*Record extracts*
•••

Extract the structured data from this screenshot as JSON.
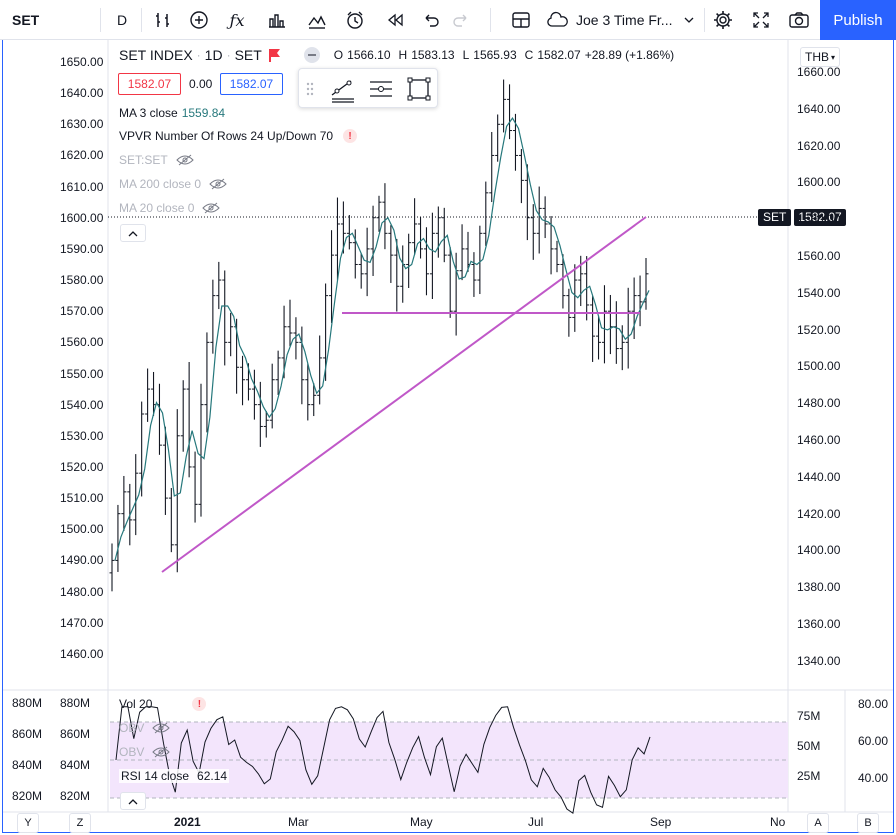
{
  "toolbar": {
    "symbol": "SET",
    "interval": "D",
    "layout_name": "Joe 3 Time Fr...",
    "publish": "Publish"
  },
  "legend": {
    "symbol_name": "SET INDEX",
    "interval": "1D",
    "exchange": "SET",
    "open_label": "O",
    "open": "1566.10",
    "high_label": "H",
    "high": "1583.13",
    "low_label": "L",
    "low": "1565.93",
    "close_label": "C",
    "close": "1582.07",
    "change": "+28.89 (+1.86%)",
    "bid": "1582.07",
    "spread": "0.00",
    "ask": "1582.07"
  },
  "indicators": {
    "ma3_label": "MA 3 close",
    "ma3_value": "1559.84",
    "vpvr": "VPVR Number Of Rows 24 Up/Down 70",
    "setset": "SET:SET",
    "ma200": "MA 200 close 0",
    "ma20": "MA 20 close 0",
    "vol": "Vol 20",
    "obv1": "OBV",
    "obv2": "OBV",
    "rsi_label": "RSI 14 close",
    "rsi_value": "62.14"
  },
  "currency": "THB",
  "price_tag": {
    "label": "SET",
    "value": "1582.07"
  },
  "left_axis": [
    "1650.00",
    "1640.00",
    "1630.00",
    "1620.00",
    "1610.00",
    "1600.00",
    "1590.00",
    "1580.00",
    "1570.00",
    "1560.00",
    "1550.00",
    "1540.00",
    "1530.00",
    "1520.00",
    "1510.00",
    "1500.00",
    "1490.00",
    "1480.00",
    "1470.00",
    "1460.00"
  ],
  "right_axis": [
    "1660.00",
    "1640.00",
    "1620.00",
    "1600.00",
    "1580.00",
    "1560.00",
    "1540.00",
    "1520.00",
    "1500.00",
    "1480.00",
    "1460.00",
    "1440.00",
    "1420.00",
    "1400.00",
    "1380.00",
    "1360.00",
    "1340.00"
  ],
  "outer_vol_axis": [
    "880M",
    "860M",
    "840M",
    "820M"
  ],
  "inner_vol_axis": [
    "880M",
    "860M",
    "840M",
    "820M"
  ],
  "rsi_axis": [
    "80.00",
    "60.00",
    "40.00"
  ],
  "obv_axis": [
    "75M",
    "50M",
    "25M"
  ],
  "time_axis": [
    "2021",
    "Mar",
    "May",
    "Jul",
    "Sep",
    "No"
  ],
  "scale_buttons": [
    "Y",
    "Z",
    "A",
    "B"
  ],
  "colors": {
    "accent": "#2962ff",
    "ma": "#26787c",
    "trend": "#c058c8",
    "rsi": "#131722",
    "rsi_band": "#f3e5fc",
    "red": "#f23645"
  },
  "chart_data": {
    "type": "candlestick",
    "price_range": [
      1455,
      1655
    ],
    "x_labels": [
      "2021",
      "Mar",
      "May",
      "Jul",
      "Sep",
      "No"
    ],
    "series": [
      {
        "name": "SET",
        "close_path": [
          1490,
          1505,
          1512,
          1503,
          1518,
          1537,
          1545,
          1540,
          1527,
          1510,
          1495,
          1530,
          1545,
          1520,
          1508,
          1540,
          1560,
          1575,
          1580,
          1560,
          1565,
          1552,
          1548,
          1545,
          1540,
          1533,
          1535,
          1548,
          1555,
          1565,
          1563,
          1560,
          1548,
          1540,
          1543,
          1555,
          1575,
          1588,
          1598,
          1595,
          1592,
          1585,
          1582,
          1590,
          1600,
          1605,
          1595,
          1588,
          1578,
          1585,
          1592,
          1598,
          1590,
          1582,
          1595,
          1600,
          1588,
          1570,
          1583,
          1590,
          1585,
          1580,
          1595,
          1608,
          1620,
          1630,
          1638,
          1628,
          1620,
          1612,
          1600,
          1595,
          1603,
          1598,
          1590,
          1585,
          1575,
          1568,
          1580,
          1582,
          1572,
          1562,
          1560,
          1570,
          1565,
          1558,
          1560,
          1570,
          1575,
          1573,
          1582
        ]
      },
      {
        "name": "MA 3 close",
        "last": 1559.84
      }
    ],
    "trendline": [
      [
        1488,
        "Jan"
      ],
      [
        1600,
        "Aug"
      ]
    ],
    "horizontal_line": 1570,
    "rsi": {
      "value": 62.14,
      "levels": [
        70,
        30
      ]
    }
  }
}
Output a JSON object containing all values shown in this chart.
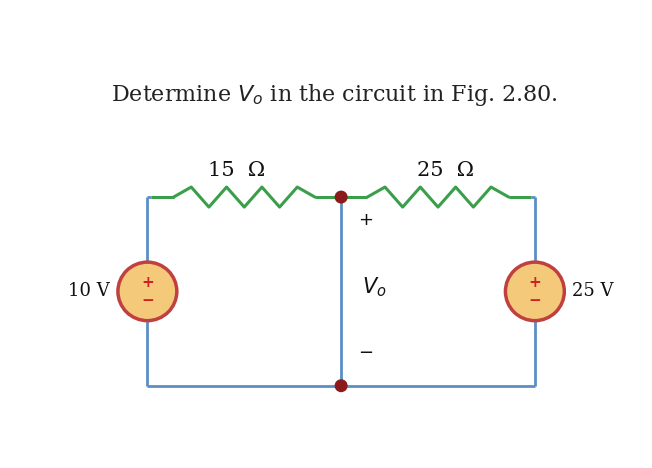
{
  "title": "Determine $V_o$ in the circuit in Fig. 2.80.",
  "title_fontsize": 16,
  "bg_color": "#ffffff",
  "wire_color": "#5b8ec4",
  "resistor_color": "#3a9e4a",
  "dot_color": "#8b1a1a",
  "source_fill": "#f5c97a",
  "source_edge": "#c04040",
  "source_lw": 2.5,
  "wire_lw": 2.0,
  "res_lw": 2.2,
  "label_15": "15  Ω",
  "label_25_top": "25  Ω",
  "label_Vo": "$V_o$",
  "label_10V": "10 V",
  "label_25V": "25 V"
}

•••

*The exercise*
Please retype, exactly and with the pictures left out, the lines from the line containing "Output a JSON" through the last line of the records above.

*Written response*
Output a JSON object containing all values shown in this chart.
{
  "title": "Determine $V_o$ in the circuit in Fig. 2.80.",
  "title_fontsize": 16,
  "bg_color": "#ffffff",
  "wire_color": "#5b8ec4",
  "resistor_color": "#3a9e4a",
  "dot_color": "#8b1a1a",
  "source_fill": "#f5c97a",
  "source_edge": "#c04040",
  "source_lw": 2.5,
  "wire_lw": 2.0,
  "res_lw": 2.2,
  "label_15": "15  Ω",
  "label_25_top": "25  Ω",
  "label_Vo": "$V_o$",
  "label_10V": "10 V",
  "label_25V": "25 V"
}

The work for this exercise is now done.